Make an exact copy of all the data.

- SUPPLIED DATA
■ ■ ■ ■
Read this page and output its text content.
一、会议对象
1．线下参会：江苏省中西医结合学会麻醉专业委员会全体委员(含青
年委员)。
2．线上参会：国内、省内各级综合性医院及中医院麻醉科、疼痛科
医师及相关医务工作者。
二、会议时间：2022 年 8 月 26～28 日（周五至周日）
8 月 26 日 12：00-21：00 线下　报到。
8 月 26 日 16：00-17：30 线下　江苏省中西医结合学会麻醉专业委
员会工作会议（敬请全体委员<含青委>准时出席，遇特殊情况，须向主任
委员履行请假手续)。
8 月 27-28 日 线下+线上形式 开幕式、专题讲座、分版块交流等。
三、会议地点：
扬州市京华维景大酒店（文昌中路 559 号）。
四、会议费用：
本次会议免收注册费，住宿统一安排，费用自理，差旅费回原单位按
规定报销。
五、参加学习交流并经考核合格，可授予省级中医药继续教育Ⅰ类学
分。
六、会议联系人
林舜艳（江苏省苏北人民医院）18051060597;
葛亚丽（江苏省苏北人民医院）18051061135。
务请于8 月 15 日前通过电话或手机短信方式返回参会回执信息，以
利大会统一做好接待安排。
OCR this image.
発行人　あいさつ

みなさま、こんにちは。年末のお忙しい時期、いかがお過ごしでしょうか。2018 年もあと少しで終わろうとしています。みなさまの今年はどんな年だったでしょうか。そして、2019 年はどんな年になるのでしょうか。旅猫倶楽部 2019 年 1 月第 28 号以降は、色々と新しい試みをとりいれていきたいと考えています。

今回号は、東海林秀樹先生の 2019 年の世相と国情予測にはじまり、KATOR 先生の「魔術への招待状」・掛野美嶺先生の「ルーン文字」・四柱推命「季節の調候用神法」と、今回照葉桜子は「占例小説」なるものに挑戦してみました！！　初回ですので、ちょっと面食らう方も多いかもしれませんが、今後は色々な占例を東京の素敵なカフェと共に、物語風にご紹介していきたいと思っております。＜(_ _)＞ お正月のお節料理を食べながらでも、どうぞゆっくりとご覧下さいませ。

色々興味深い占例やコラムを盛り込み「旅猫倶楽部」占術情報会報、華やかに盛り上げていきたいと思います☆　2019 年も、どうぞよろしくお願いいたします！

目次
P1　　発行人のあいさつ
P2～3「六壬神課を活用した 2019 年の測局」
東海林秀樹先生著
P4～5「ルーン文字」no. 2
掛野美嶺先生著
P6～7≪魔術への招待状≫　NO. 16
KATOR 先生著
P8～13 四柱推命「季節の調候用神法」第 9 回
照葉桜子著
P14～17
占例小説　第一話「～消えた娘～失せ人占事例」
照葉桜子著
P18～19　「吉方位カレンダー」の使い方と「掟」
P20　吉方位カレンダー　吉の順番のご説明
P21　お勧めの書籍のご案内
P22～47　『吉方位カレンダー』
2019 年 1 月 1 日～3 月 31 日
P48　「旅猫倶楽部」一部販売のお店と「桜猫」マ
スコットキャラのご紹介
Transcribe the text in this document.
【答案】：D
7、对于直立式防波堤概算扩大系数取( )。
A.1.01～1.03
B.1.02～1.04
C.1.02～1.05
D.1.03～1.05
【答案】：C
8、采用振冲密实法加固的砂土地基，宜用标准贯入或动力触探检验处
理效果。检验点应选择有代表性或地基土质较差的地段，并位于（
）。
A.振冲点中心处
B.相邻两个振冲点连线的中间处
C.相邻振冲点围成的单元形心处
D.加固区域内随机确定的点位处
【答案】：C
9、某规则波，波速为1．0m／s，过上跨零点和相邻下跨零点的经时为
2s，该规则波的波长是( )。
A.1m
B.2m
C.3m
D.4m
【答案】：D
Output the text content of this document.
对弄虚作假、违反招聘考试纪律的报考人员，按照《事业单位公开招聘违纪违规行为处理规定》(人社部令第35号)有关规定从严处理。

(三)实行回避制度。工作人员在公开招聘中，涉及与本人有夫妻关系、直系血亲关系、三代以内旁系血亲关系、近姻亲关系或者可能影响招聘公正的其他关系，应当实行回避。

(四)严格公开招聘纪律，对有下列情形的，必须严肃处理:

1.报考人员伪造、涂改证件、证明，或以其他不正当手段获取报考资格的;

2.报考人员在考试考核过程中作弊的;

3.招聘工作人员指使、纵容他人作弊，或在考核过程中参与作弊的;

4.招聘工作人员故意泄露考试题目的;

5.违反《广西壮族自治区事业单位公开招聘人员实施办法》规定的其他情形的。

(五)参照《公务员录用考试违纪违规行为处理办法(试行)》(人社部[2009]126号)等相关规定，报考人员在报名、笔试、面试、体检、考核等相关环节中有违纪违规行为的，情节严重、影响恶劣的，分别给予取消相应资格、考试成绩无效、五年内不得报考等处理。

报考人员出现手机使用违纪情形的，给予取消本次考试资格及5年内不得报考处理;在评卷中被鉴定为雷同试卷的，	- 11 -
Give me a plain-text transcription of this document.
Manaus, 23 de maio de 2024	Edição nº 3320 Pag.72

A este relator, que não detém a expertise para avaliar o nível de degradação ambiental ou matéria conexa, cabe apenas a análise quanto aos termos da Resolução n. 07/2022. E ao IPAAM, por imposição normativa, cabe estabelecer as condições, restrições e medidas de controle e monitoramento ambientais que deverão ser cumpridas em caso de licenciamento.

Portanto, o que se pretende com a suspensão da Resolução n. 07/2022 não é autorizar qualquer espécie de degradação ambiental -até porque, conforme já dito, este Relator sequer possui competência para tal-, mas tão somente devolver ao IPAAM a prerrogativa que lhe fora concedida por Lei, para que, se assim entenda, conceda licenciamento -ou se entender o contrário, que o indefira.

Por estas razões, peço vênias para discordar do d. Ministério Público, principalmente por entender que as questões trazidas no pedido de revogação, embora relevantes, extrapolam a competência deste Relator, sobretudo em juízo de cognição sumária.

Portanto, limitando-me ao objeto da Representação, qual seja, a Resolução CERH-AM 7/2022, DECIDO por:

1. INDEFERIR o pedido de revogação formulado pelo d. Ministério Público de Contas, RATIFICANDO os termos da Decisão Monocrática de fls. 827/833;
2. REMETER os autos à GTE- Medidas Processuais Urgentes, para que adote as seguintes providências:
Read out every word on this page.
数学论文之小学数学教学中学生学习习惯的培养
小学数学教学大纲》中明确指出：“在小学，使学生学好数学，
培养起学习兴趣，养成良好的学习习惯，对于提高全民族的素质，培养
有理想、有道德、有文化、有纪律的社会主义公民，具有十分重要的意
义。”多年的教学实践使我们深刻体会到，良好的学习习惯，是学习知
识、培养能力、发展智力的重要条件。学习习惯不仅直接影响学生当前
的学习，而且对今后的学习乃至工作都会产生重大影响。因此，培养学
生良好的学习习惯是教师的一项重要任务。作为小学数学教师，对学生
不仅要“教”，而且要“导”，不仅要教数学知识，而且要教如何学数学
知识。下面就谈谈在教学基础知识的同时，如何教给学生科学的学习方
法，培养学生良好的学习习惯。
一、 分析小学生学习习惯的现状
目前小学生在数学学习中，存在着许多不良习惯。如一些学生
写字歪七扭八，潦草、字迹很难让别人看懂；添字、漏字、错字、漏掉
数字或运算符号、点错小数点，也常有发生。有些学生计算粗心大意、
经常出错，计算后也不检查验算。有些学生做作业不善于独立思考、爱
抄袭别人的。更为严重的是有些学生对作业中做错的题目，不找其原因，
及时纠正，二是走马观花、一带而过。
■ ■ ■ ■
- TASK SOLUTION
Read this page and output its text content.
一、会议对象
1．线下参会：江苏省中西医结合学会麻醉专业委员会全体委员(含青
年委员)。
2．线上参会：国内、省内各级综合性医院及中医院麻醉科、疼痛科
医师及相关医务工作者。
二、会议时间：2022 年 8 月 26～28 日（周五至周日）
8 月 26 日 12：00-21：00 线下　报到。
8 月 26 日 16：00-17：30 线下　江苏省中西医结合学会麻醉专业委
员会工作会议（敬请全体委员<含青委>准时出席，遇特殊情况，须向主任
委员履行请假手续)。
8 月 27-28 日 线下+线上形式 开幕式、专题讲座、分版块交流等。
三、会议地点：
扬州市京华维景大酒店（文昌中路 559 号）。
四、会议费用：
本次会议免收注册费，住宿统一安排，费用自理，差旅费回原单位按
规定报销。
五、参加学习交流并经考核合格，可授予省级中医药继续教育Ⅰ类学
分。
六、会议联系人
林舜艳（江苏省苏北人民医院）18051060597;
葛亚丽（江苏省苏北人民医院）18051061135。
务请于8 月 15 日前通过电话或手机短信方式返回参会回执信息，以
利大会统一做好接待安排。
OCR this image.
発行人　あいさつ

みなさま、こんにちは。年末のお忙しい時期、いかがお過ごしでしょうか。2018 年もあと少しで終わろうとしています。みなさまの今年はどんな年だったでしょうか。そして、2019 年はどんな年になるのでしょうか。旅猫倶楽部 2019 年 1 月第 28 号以降は、色々と新しい試みをとりいれていきたいと考えています。

今回号は、東海林秀樹先生の 2019 年の世相と国情予測にはじまり、KATOR 先生の「魔術への招待状」・掛野美嶺先生の「ルーン文字」・四柱推命「季節の調候用神法」と、今回照葉桜子は「占例小説」なるものに挑戦してみました！！　初回ですので、ちょっと面食らう方も多いかもしれませんが、今後は色々な占例を東京の素敵なカフェと共に、物語風にご紹介していきたいと思っております。＜(_ _)＞ お正月のお節料理を食べながらでも、どうぞゆっくりとご覧下さいませ。

色々興味深い占例やコラムを盛り込み「旅猫倶楽部」占術情報会報、華やかに盛り上げていきたいと思います☆　2019 年も、どうぞよろしくお願いいたします！

目次
P1　　発行人のあいさつ
P2～3「六壬神課を活用した 2019 年の測局」
東海林秀樹先生著
P4～5「ルーン文字」no. 2
掛野美嶺先生著
P6～7≪魔術への招待状≫　NO. 16
KATOR 先生著
P8～13 四柱推命「季節の調候用神法」第 9 回
照葉桜子著
P14～17
占例小説　第一話「～消えた娘～失せ人占事例」
照葉桜子著
P18～19　「吉方位カレンダー」の使い方と「掟」
P20　吉方位カレンダー　吉の順番のご説明
P21　お勧めの書籍のご案内
P22～47　『吉方位カレンダー』
2019 年 1 月 1 日～3 月 31 日
P48　「旅猫倶楽部」一部販売のお店と「桜猫」マ
スコットキャラのご紹介
Transcribe the text in this document.
【答案】：D
7、对于直立式防波堤概算扩大系数取( )。
A.1.01～1.03
B.1.02～1.04
C.1.02～1.05
D.1.03～1.05
【答案】：C
8、采用振冲密实法加固的砂土地基，宜用标准贯入或动力触探检验处
理效果。检验点应选择有代表性或地基土质较差的地段，并位于（
）。
A.振冲点中心处
B.相邻两个振冲点连线的中间处
C.相邻振冲点围成的单元形心处
D.加固区域内随机确定的点位处
【答案】：C
9、某规则波，波速为1．0m／s，过上跨零点和相邻下跨零点的经时为
2s，该规则波的波长是( )。
A.1m
B.2m
C.3m
D.4m
【答案】：D
Output the text content of this document.
对弄虚作假、违反招聘考试纪律的报考人员，按照《事业单位公开招聘违纪违规行为处理规定》(人社部令第35号)有关规定从严处理。

(三)实行回避制度。工作人员在公开招聘中，涉及与本人有夫妻关系、直系血亲关系、三代以内旁系血亲关系、近姻亲关系或者可能影响招聘公正的其他关系，应当实行回避。

(四)严格公开招聘纪律，对有下列情形的，必须严肃处理:

1.报考人员伪造、涂改证件、证明，或以其他不正当手段获取报考资格的;

2.报考人员在考试考核过程中作弊的;

3.招聘工作人员指使、纵容他人作弊，或在考核过程中参与作弊的;

4.招聘工作人员故意泄露考试题目的;

5.违反《广西壮族自治区事业单位公开招聘人员实施办法》规定的其他情形的。

(五)参照《公务员录用考试违纪违规行为处理办法(试行)》(人社部[2009]126号)等相关规定，报考人员在报名、笔试、面试、体检、考核等相关环节中有违纪违规行为的，情节严重、影响恶劣的，分别给予取消相应资格、考试成绩无效、五年内不得报考等处理。

报考人员出现手机使用违纪情形的，给予取消本次考试资格及5年内不得报考处理;在评卷中被鉴定为雷同试卷的，	- 11 -
Give me a plain-text transcription of this document.
Manaus, 23 de maio de 2024	Edição nº 3320 Pag.72

A este relator, que não detém a expertise para avaliar o nível de degradação ambiental ou matéria conexa, cabe apenas a análise quanto aos termos da Resolução n. 07/2022. E ao IPAAM, por imposição normativa, cabe estabelecer as condições, restrições e medidas de controle e monitoramento ambientais que deverão ser cumpridas em caso de licenciamento.

Portanto, o que se pretende com a suspensão da Resolução n. 07/2022 não é autorizar qualquer espécie de degradação ambiental -até porque, conforme já dito, este Relator sequer possui competência para tal-, mas tão somente devolver ao IPAAM a prerrogativa que lhe fora concedida por Lei, para que, se assim entenda, conceda licenciamento -ou se entender o contrário, que o indefira.

Por estas razões, peço vênias para discordar do d. Ministério Público, principalmente por entender que as questões trazidas no pedido de revogação, embora relevantes, extrapolam a competência deste Relator, sobretudo em juízo de cognição sumária.

Portanto, limitando-me ao objeto da Representação, qual seja, a Resolução CERH-AM 7/2022, DECIDO por:

1. INDEFERIR o pedido de revogação formulado pelo d. Ministério Público de Contas, RATIFICANDO os termos da Decisão Monocrática de fls. 827/833;
2. REMETER os autos à GTE- Medidas Processuais Urgentes, para que adote as seguintes providências:
Read out every word on this page.
数学论文之小学数学教学中学生学习习惯的培养
小学数学教学大纲》中明确指出：“在小学，使学生学好数学，
培养起学习兴趣，养成良好的学习习惯，对于提高全民族的素质，培养
有理想、有道德、有文化、有纪律的社会主义公民，具有十分重要的意
义。”多年的教学实践使我们深刻体会到，良好的学习习惯，是学习知
识、培养能力、发展智力的重要条件。学习习惯不仅直接影响学生当前
的学习，而且对今后的学习乃至工作都会产生重大影响。因此，培养学
生良好的学习习惯是教师的一项重要任务。作为小学数学教师，对学生
不仅要“教”，而且要“导”，不仅要教数学知识，而且要教如何学数学
知识。下面就谈谈在教学基础知识的同时，如何教给学生科学的学习方
法，培养学生良好的学习习惯。
一、 分析小学生学习习惯的现状
目前小学生在数学学习中，存在着许多不良习惯。如一些学生
写字歪七扭八，潦草、字迹很难让别人看懂；添字、漏字、错字、漏掉
数字或运算符号、点错小数点，也常有发生。有些学生计算粗心大意、
经常出错，计算后也不检查验算。有些学生做作业不善于独立思考、爱
抄袭别人的。更为严重的是有些学生对作业中做错的题目，不找其原因，
及时纠正，二是走马观花、一带而过。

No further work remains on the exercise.